* _Task brief_:
Render the lines from the one containing "clear-formatting-button[interactable]: A [512,40,552,72]" through the one containing "What are the" as a Markdown table with two columns, No. and Line, numbering each line in order and omitting any blank lines.

Element box annotations:
··········

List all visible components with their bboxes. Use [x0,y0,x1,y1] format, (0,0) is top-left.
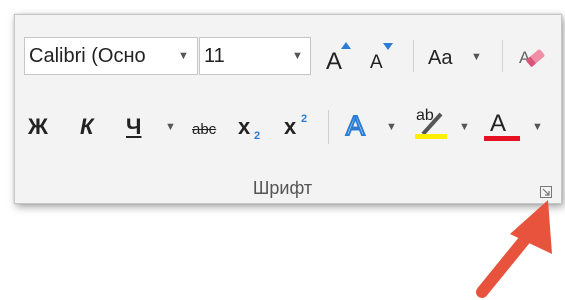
clear-formatting-button[interactable]: A [512,40,552,72]
grow-font-button[interactable]: A [322,38,354,74]
text-effects-dropdown-icon: ▼ [386,121,397,133]
font-color-dropdown-icon: ▼ [532,121,543,133]
pointer-arrow-icon [476,200,552,298]
italic-button[interactable]: К [80,116,94,138]
change-case-button[interactable]: Aa ▼ [426,38,486,74]
text-effects-icon: A [345,110,366,141]
superscript-label: x [284,114,297,139]
separator [328,110,329,144]
font-name-dropdown-icon[interactable]: ▼ [178,51,189,62]
subscript-button[interactable]: x 2 [236,112,268,142]
font-name-combobox[interactable]: Calibri (Осно [24,37,198,75]
shrink-font-icon [383,43,393,50]
highlight-button[interactable]: ab ▼ [412,106,474,146]
strikethrough-button[interactable]: abc [192,122,216,137]
superscript-button[interactable]: x 2 [282,112,314,142]
change-case-label: Aa [428,47,453,69]
clear-formatting-icon: A [519,48,545,67]
font-color-icon [484,136,520,141]
font-name-value: Calibri (Осно [29,45,146,67]
bold-button[interactable]: Ж [28,116,48,138]
underline-dropdown-icon: ▼ [165,121,176,133]
font-size-value: 11 [204,45,225,67]
font-color-button[interactable]: A ▼ [482,106,548,146]
subscript-label: x [238,114,251,139]
superscript-digit: 2 [301,113,308,125]
shrink-font-button[interactable]: A [364,38,400,74]
font-color-letter: A [490,110,507,137]
font-size-dropdown-icon[interactable]: ▼ [292,51,303,62]
shrink-font-letter: A [370,52,383,73]
highlight-icon [415,112,447,139]
separator [413,40,414,72]
grow-font-icon [341,42,351,49]
subscript-digit: 2 [254,130,261,142]
separator [502,40,503,72]
underline-button[interactable]: Ч ▼ [118,110,180,144]
change-case-dropdown-icon: ▼ [471,51,482,63]
highlight-dropdown-icon: ▼ [459,121,470,133]
underline-label: Ч [126,114,142,139]
grow-font-letter: A [326,48,343,75]
text-effects-button[interactable]: A ▼ [342,108,404,144]
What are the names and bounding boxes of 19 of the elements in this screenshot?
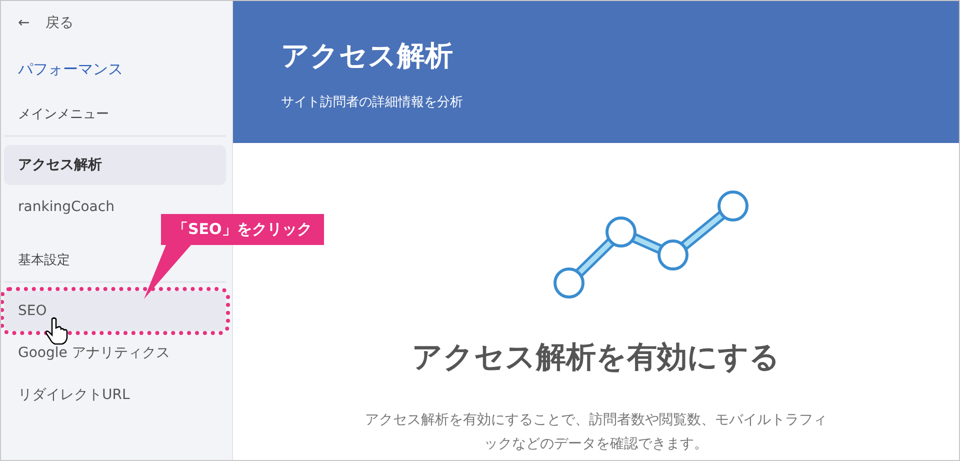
graph-point — [554, 268, 584, 298]
sidebar-item[interactable]: rankingCoach — [4, 187, 128, 227]
graph-point — [718, 190, 748, 222]
sidebar-item[interactable]: リダイレクトURL — [4, 375, 144, 415]
graph-point — [658, 240, 688, 270]
empty-state-heading: アクセス解析を有効にする — [412, 339, 780, 377]
page-title: アクセス解析 — [281, 38, 454, 74]
empty-state-description: アクセス解析を有効にすることで、訪問者数や閲覧数、モバイルトラフィックなどのデータを確認できます。 — [364, 411, 828, 454]
section-heading: メインメニュー — [4, 105, 226, 137]
sidebar-item[interactable]: アクセス解析 — [4, 145, 226, 185]
back-link[interactable]: 戻る — [46, 14, 74, 32]
callout-label: 「SEO」をクリック — [161, 214, 324, 245]
sidebar-item[interactable]: Google アナリティクス — [4, 333, 184, 373]
sidebar-item[interactable]: SEO — [4, 291, 226, 331]
hand-cursor-icon — [45, 317, 69, 345]
page-subtitle: サイト訪問者の詳細情報を分析 — [281, 94, 464, 111]
sidebar-title: パフォーマンス — [17, 60, 124, 79]
back-arrow-icon[interactable]: ← — [18, 15, 30, 31]
graph-point — [606, 216, 636, 248]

··········

* _Final result_:
| No. | Line |
|---|---|
| 1 | clear-formatting-button[interactable]: A [512,40,552,72] |
| 2 | grow-font-button[interactable]: A [322,38,354,74] |
| 3 | text-effects-dropdown-icon: ▼ [386,121,397,133] |
| 4 | font-color-dropdown-icon: ▼ [532,121,543,133] |
| 5 | pointer-arrow-icon [476,200,552,298] |
| 6 | italic-button[interactable]: К [80,116,94,138] |
| 7 | change-case-button[interactable]: Aa ▼ [426,38,486,74] |
| 8 | text-effects-icon: A [345,110,366,141] |
| 9 | superscript-label: x [284,114,297,139] |
| 10 | separator [328,110,329,144] |
| 11 | font-name-dropdown-icon[interactable]: ▼ [178,51,189,62] |
| 12 | subscript-button[interactable]: x 2 [236,112,268,142] |
| 13 | font-name-combobox[interactable]: Calibri (Осно [24,37,198,75] |
| 14 | shrink-font-icon [383,43,393,50] |
| 15 | highlight-button[interactable]: ab ▼ [412,106,474,146] |
| 16 | strikethrough-button[interactable]: abc [192,122,216,137] |
| 17 | superscript-button[interactable]: x 2 [282,112,314,142] |
| 18 | change-case-label: Aa [428,47,453,69] |
| 19 | clear-formatting-icon: A [519,48,545,67] |
| 20 | font-color-icon [484,136,520,141] |
| 21 | font-name-value: Calibri (Осно [29,45,146,67] |
| 22 | bold-button[interactable]: Ж [28,116,48,138] |
| 23 | underline-dropdown-icon: ▼ [165,121,176,133] |
| 24 | font-size-value: 11 [204,45,225,67] |
| 25 | font-color-button[interactable]: A ▼ [482,106,548,146] |
| 26 | subscript-label: x [238,114,251,139] |
| 27 | superscript-digit: 2 [301,113,308,125] |
| 28 | shrink-font-button[interactable]: A [364,38,400,74] |
| 29 | font-color-letter: A [490,110,507,137] |
| 30 | font-size-dropdown-icon[interactable]: ▼ [292,51,303,62] |
| 31 | shrink-font-letter: A [370,52,383,73] |
| 32 | highlight-icon [415,112,447,139] |
| 33 | separator [413,40,414,72] |
| 34 | grow-font-icon [341,42,351,49] |
| 35 | subscript-digit: 2 [254,130,261,142] |
| 36 | separator [502,40,503,72] |
| 37 | underline-button[interactable]: Ч ▼ [118,110,180,144] |
| 38 | change-case-dropdown-icon: ▼ [471,51,482,63] |
| 39 | highlight-dropdown-icon: ▼ [459,121,470,133] |
| 40 | underline-label: Ч [126,114,142,139] |
| 41 | grow-font-letter: A [326,48,343,75] |
| 42 | text-effects-button[interactable]: A ▼ [342,108,404,144] |
| 43 | What are the names and bounding boxes of 19 of the elements in this screenshot? |